* Start Data for the task *
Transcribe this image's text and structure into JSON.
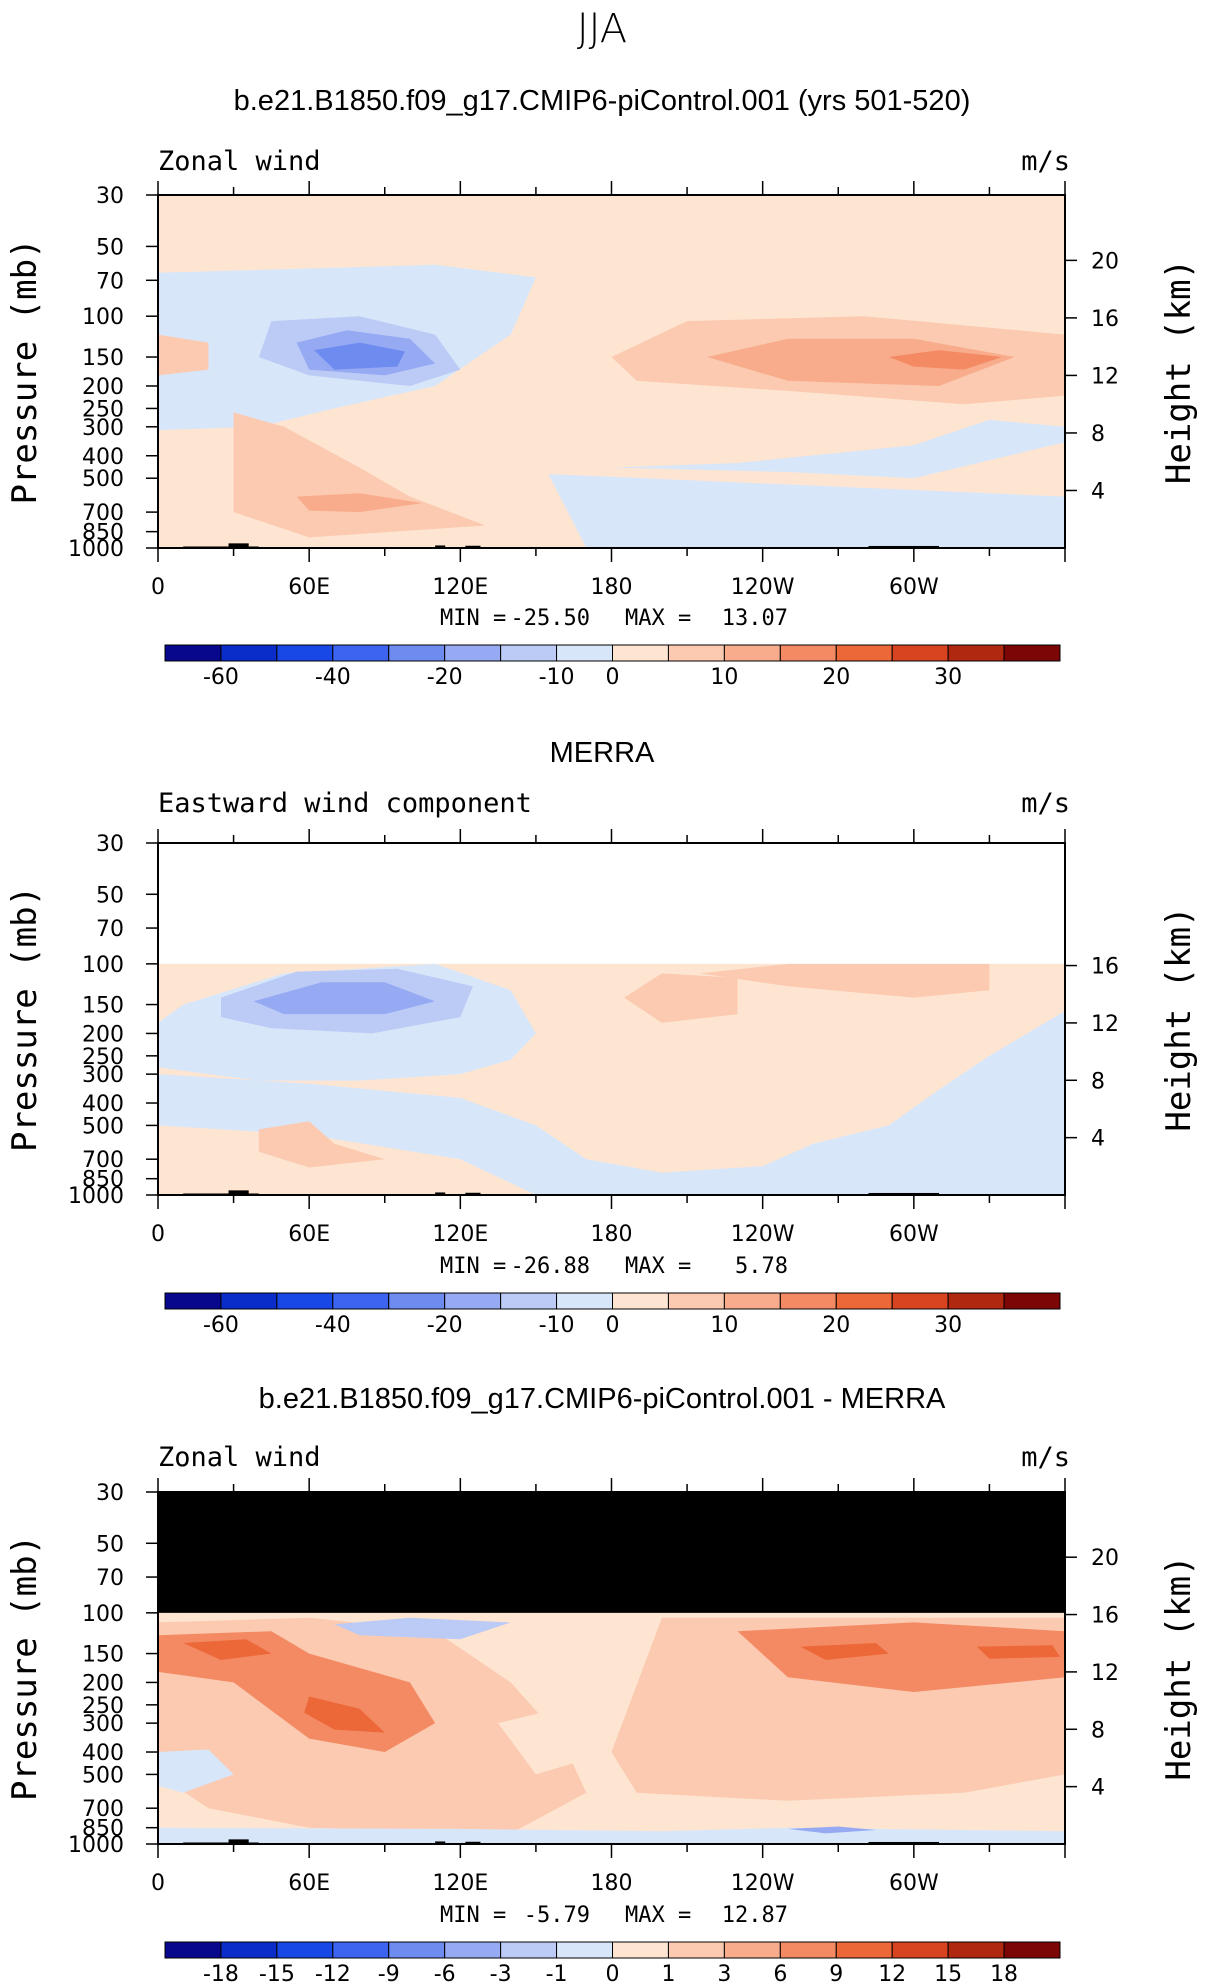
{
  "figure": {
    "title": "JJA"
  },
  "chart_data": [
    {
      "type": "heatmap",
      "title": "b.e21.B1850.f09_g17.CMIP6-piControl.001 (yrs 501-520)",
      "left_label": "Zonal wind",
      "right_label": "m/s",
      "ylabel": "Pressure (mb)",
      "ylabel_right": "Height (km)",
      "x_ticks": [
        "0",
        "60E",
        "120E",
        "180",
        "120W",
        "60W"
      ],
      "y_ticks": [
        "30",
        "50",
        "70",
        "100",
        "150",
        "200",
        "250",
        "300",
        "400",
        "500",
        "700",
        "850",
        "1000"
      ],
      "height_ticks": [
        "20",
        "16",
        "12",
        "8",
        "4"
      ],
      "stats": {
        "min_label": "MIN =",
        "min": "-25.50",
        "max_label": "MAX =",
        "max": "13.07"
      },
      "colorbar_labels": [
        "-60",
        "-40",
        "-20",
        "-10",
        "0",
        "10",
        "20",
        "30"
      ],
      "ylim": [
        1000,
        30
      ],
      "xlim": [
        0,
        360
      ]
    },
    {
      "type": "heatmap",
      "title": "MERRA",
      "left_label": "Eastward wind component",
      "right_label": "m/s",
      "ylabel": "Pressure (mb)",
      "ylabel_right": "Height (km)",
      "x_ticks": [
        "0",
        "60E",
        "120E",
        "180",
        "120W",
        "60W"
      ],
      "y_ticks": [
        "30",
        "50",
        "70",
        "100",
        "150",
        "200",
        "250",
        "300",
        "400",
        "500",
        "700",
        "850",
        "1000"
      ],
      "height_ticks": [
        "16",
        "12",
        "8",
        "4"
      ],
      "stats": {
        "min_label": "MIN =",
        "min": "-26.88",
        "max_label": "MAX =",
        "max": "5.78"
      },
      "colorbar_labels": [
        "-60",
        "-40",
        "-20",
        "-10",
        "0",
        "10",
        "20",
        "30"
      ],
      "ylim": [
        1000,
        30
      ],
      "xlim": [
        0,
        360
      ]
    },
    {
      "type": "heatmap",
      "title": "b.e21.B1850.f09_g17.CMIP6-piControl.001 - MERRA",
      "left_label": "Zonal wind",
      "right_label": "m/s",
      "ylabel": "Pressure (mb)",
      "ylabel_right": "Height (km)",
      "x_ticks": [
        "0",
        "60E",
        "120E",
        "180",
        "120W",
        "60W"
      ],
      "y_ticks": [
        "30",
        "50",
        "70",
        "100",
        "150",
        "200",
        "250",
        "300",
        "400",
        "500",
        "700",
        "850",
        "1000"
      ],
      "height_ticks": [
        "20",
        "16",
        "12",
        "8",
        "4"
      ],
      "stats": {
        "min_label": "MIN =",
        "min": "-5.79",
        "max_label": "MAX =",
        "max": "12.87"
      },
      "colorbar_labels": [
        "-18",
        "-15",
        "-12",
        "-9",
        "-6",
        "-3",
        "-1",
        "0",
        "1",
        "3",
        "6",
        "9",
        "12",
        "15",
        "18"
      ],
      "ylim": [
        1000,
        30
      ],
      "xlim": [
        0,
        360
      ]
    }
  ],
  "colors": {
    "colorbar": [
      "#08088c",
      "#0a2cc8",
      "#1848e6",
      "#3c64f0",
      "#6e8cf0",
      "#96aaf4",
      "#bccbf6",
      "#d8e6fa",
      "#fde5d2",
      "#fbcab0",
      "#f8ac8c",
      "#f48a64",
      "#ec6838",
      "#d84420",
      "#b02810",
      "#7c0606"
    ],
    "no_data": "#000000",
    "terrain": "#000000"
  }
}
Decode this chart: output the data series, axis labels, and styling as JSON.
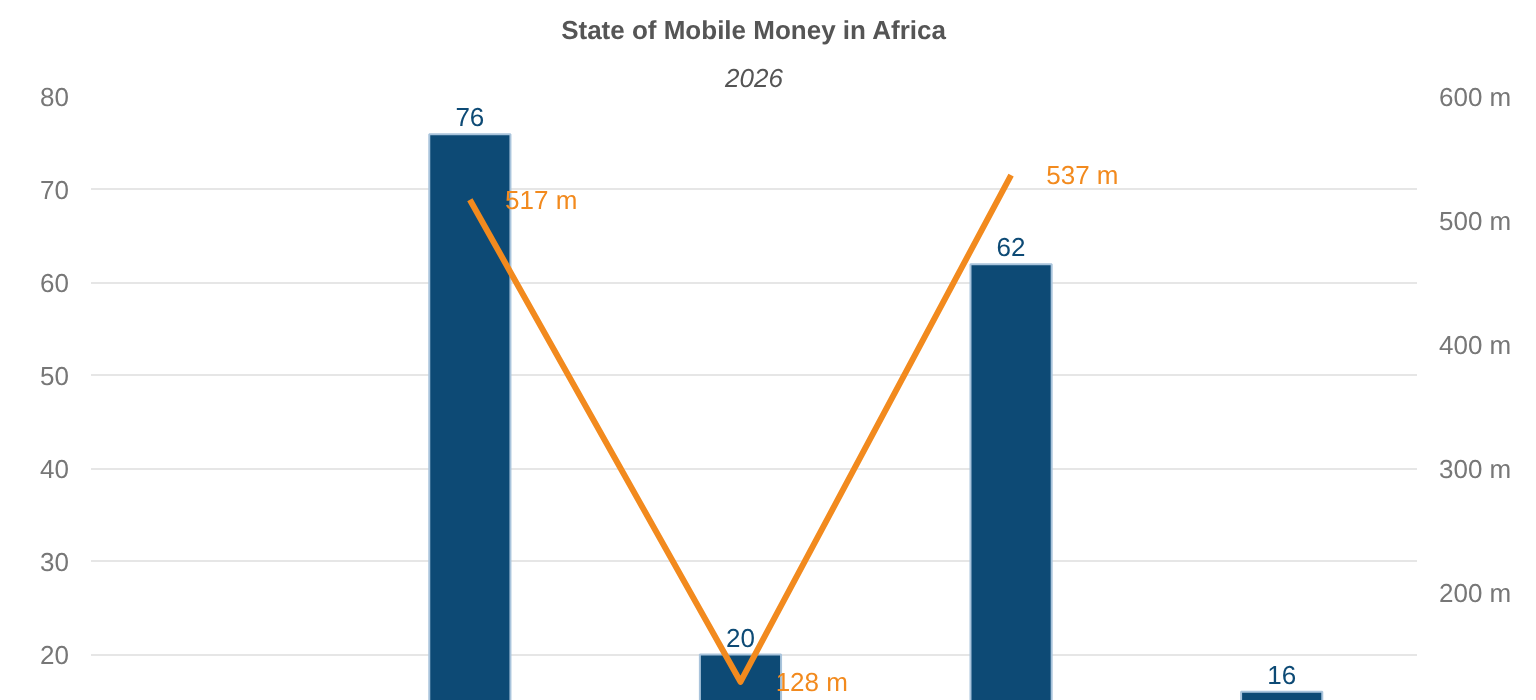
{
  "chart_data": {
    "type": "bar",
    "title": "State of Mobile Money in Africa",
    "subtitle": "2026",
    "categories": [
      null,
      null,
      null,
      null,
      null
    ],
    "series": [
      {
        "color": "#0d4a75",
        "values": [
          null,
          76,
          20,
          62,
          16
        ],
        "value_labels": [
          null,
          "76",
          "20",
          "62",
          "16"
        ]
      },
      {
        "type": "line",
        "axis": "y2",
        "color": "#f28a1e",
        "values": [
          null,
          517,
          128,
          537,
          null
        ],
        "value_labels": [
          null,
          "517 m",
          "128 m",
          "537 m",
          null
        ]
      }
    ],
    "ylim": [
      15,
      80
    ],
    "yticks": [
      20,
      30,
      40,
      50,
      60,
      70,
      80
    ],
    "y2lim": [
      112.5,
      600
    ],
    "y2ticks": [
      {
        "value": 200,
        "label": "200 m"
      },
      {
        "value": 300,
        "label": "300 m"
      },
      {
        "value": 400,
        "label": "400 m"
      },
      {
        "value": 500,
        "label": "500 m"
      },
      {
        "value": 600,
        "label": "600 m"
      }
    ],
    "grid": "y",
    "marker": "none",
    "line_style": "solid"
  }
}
* End Data for the task *
■ **Task directions**: Repeat each record exactly as shown above, dropping all images.

■ **Worked solution**:
Transcribe this image's text and structure into JSON.
{
  "figure": {
    "title": "JJA"
  },
  "chart_data": [
    {
      "type": "heatmap",
      "title": "b.e21.B1850.f09_g17.CMIP6-piControl.001 (yrs 501-520)",
      "left_label": "Zonal wind",
      "right_label": "m/s",
      "ylabel": "Pressure (mb)",
      "ylabel_right": "Height (km)",
      "x_ticks": [
        "0",
        "60E",
        "120E",
        "180",
        "120W",
        "60W"
      ],
      "y_ticks": [
        "30",
        "50",
        "70",
        "100",
        "150",
        "200",
        "250",
        "300",
        "400",
        "500",
        "700",
        "850",
        "1000"
      ],
      "height_ticks": [
        "20",
        "16",
        "12",
        "8",
        "4"
      ],
      "stats": {
        "min_label": "MIN =",
        "min": "-25.50",
        "max_label": "MAX =",
        "max": "13.07"
      },
      "colorbar_labels": [
        "-60",
        "-40",
        "-20",
        "-10",
        "0",
        "10",
        "20",
        "30"
      ],
      "ylim": [
        1000,
        30
      ],
      "xlim": [
        0,
        360
      ]
    },
    {
      "type": "heatmap",
      "title": "MERRA",
      "left_label": "Eastward wind component",
      "right_label": "m/s",
      "ylabel": "Pressure (mb)",
      "ylabel_right": "Height (km)",
      "x_ticks": [
        "0",
        "60E",
        "120E",
        "180",
        "120W",
        "60W"
      ],
      "y_ticks": [
        "30",
        "50",
        "70",
        "100",
        "150",
        "200",
        "250",
        "300",
        "400",
        "500",
        "700",
        "850",
        "1000"
      ],
      "height_ticks": [
        "16",
        "12",
        "8",
        "4"
      ],
      "stats": {
        "min_label": "MIN =",
        "min": "-26.88",
        "max_label": "MAX =",
        "max": "5.78"
      },
      "colorbar_labels": [
        "-60",
        "-40",
        "-20",
        "-10",
        "0",
        "10",
        "20",
        "30"
      ],
      "ylim": [
        1000,
        30
      ],
      "xlim": [
        0,
        360
      ]
    },
    {
      "type": "heatmap",
      "title": "b.e21.B1850.f09_g17.CMIP6-piControl.001 - MERRA",
      "left_label": "Zonal wind",
      "right_label": "m/s",
      "ylabel": "Pressure (mb)",
      "ylabel_right": "Height (km)",
      "x_ticks": [
        "0",
        "60E",
        "120E",
        "180",
        "120W",
        "60W"
      ],
      "y_ticks": [
        "30",
        "50",
        "70",
        "100",
        "150",
        "200",
        "250",
        "300",
        "400",
        "500",
        "700",
        "850",
        "1000"
      ],
      "height_ticks": [
        "20",
        "16",
        "12",
        "8",
        "4"
      ],
      "stats": {
        "min_label": "MIN =",
        "min": "-5.79",
        "max_label": "MAX =",
        "max": "12.87"
      },
      "colorbar_labels": [
        "-18",
        "-15",
        "-12",
        "-9",
        "-6",
        "-3",
        "-1",
        "0",
        "1",
        "3",
        "6",
        "9",
        "12",
        "15",
        "18"
      ],
      "ylim": [
        1000,
        30
      ],
      "xlim": [
        0,
        360
      ]
    }
  ],
  "colors": {
    "colorbar": [
      "#08088c",
      "#0a2cc8",
      "#1848e6",
      "#3c64f0",
      "#6e8cf0",
      "#96aaf4",
      "#bccbf6",
      "#d8e6fa",
      "#fde5d2",
      "#fbcab0",
      "#f8ac8c",
      "#f48a64",
      "#ec6838",
      "#d84420",
      "#b02810",
      "#7c0606"
    ],
    "no_data": "#000000",
    "terrain": "#000000"
  }
}
Decode this chart: output the data series, axis labels, and styling as JSON.
{
  "chart_data": {
    "type": "bar",
    "title": "State of Mobile Money in Africa",
    "subtitle": "2026",
    "categories": [
      null,
      null,
      null,
      null,
      null
    ],
    "series": [
      {
        "color": "#0d4a75",
        "values": [
          null,
          76,
          20,
          62,
          16
        ],
        "value_labels": [
          null,
          "76",
          "20",
          "62",
          "16"
        ]
      },
      {
        "type": "line",
        "axis": "y2",
        "color": "#f28a1e",
        "values": [
          null,
          517,
          128,
          537,
          null
        ],
        "value_labels": [
          null,
          "517 m",
          "128 m",
          "537 m",
          null
        ]
      }
    ],
    "ylim": [
      15,
      80
    ],
    "yticks": [
      20,
      30,
      40,
      50,
      60,
      70,
      80
    ],
    "y2lim": [
      112.5,
      600
    ],
    "y2ticks": [
      {
        "value": 200,
        "label": "200 m"
      },
      {
        "value": 300,
        "label": "300 m"
      },
      {
        "value": 400,
        "label": "400 m"
      },
      {
        "value": 500,
        "label": "500 m"
      },
      {
        "value": 600,
        "label": "600 m"
      }
    ],
    "grid": "y",
    "marker": "none",
    "line_style": "solid"
  }
}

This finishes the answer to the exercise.